▶ The problem
Below are some records. How many of their lines contain the string "menuPath"? Give the number only.

(Figure data in JSON)
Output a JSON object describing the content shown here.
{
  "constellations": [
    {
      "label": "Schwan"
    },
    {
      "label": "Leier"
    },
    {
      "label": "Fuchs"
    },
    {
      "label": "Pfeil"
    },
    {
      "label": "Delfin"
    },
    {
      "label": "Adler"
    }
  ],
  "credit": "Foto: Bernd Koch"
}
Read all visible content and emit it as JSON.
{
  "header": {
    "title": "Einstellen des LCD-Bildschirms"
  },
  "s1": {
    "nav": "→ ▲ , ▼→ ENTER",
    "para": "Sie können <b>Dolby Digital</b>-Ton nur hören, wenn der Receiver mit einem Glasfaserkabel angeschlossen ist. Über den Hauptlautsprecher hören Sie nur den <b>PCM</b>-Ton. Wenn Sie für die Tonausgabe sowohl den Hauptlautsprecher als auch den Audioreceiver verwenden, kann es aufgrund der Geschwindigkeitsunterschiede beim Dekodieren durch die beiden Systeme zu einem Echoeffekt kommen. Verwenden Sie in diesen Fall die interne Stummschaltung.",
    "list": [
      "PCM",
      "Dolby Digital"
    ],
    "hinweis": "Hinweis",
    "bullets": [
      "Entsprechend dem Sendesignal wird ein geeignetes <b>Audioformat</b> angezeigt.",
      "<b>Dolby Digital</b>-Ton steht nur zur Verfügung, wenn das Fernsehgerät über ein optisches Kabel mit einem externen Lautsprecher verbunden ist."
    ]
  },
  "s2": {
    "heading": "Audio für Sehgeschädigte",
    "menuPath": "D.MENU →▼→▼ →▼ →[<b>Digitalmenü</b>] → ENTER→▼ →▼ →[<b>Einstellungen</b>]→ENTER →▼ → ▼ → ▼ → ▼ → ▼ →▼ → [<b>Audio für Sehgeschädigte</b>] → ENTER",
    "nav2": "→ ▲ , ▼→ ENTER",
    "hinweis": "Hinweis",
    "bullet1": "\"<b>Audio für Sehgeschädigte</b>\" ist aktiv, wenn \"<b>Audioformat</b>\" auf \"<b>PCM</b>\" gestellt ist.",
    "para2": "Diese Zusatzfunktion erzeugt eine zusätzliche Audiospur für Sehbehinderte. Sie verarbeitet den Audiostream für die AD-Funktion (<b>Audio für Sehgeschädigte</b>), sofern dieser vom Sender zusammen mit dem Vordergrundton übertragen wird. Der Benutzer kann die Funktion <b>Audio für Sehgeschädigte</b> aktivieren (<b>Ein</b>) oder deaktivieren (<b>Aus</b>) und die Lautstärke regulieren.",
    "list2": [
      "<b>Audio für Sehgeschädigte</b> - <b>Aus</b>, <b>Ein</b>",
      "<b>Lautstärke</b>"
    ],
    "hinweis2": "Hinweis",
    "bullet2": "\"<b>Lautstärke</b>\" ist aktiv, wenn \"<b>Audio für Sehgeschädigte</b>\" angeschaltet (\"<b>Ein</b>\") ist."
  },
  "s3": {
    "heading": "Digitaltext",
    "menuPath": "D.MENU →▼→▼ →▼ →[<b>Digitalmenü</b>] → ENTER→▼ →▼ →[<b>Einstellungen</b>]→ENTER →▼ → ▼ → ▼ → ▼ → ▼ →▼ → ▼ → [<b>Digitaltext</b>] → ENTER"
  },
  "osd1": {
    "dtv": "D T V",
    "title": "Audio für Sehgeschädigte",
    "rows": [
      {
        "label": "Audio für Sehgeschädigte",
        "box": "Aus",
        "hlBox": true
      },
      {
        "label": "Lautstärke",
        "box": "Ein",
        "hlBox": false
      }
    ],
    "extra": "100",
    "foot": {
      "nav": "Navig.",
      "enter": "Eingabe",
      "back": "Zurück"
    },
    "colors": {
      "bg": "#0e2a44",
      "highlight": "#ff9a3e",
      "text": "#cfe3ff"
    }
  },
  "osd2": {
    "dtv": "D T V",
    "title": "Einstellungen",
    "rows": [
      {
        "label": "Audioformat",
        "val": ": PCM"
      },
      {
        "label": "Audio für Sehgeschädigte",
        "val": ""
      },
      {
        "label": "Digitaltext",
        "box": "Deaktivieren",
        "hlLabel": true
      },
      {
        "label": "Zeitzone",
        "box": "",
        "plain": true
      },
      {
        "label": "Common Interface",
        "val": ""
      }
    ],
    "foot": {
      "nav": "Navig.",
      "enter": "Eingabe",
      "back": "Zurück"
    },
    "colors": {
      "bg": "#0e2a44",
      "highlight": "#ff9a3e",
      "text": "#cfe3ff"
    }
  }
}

▶ Exercise answer
2